-- START OF Data in this exercise --

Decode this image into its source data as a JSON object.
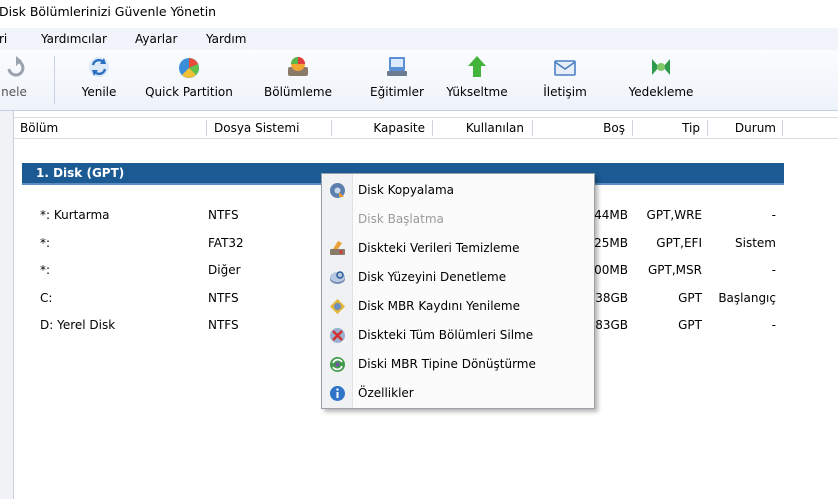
{
  "window": {
    "title": "Disk Bölümlerinizi Güvenle Yönetin"
  },
  "menubar": {
    "items": [
      "ri",
      "Yardımcılar",
      "Ayarlar",
      "Yardım"
    ]
  },
  "toolbar": {
    "undo_label": "nele",
    "buttons": [
      "Yenile",
      "Quick Partition",
      "Bölümleme",
      "Eğitimler",
      "Yükseltme",
      "İletişim",
      "Yedekleme"
    ]
  },
  "columns": [
    "Bölüm",
    "Dosya Sistemi",
    "Kapasite",
    "Kullanılan",
    "Boş",
    "Tip",
    "Durum"
  ],
  "disk": {
    "header": "1. Disk (GPT)",
    "rows": [
      {
        "name": "*: Kurtarma",
        "fs": "NTFS",
        "free": "44MB",
        "type": "GPT,WRE",
        "status": "-"
      },
      {
        "name": "*:",
        "fs": "FAT32",
        "free": "25MB",
        "type": "GPT,EFI",
        "status": "Sistem"
      },
      {
        "name": "*:",
        "fs": "Diğer",
        "free": "00MB",
        "type": "GPT,MSR",
        "status": "-"
      },
      {
        "name": "C:",
        "fs": "NTFS",
        "free": "38GB",
        "type": "GPT",
        "status": "Başlangıç"
      },
      {
        "name": "D: Yerel Disk",
        "fs": "NTFS",
        "free": "83GB",
        "type": "GPT",
        "status": "-"
      }
    ]
  },
  "context_menu": {
    "items": [
      {
        "label": "Disk Kopyalama",
        "icon": "disk-copy-icon",
        "enabled": true
      },
      {
        "label": "Disk Başlatma",
        "icon": "",
        "enabled": false
      },
      {
        "label": "Diskteki Verileri Temizleme",
        "icon": "wipe-data-icon",
        "enabled": true
      },
      {
        "label": "Disk Yüzeyini Denetleme",
        "icon": "surface-test-icon",
        "enabled": true
      },
      {
        "label": "Disk MBR Kaydını Yenileme",
        "icon": "rebuild-mbr-icon",
        "enabled": true
      },
      {
        "label": "Diskteki Tüm Bölümleri Silme",
        "icon": "delete-partitions-icon",
        "enabled": true
      },
      {
        "label": "Diski MBR Tipine Dönüştürme",
        "icon": "convert-mbr-icon",
        "enabled": true
      },
      {
        "label": "Özellikler",
        "icon": "info-icon",
        "enabled": true
      }
    ]
  },
  "colors": {
    "disk_header_bg": "#1c5a94",
    "toolbar_bg": "#eef3fa"
  }
}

-- END OF Data in this exercise --

Task brief: State the number of lines above that hold the string "free", with nothing added.

Answer to this exercise: 5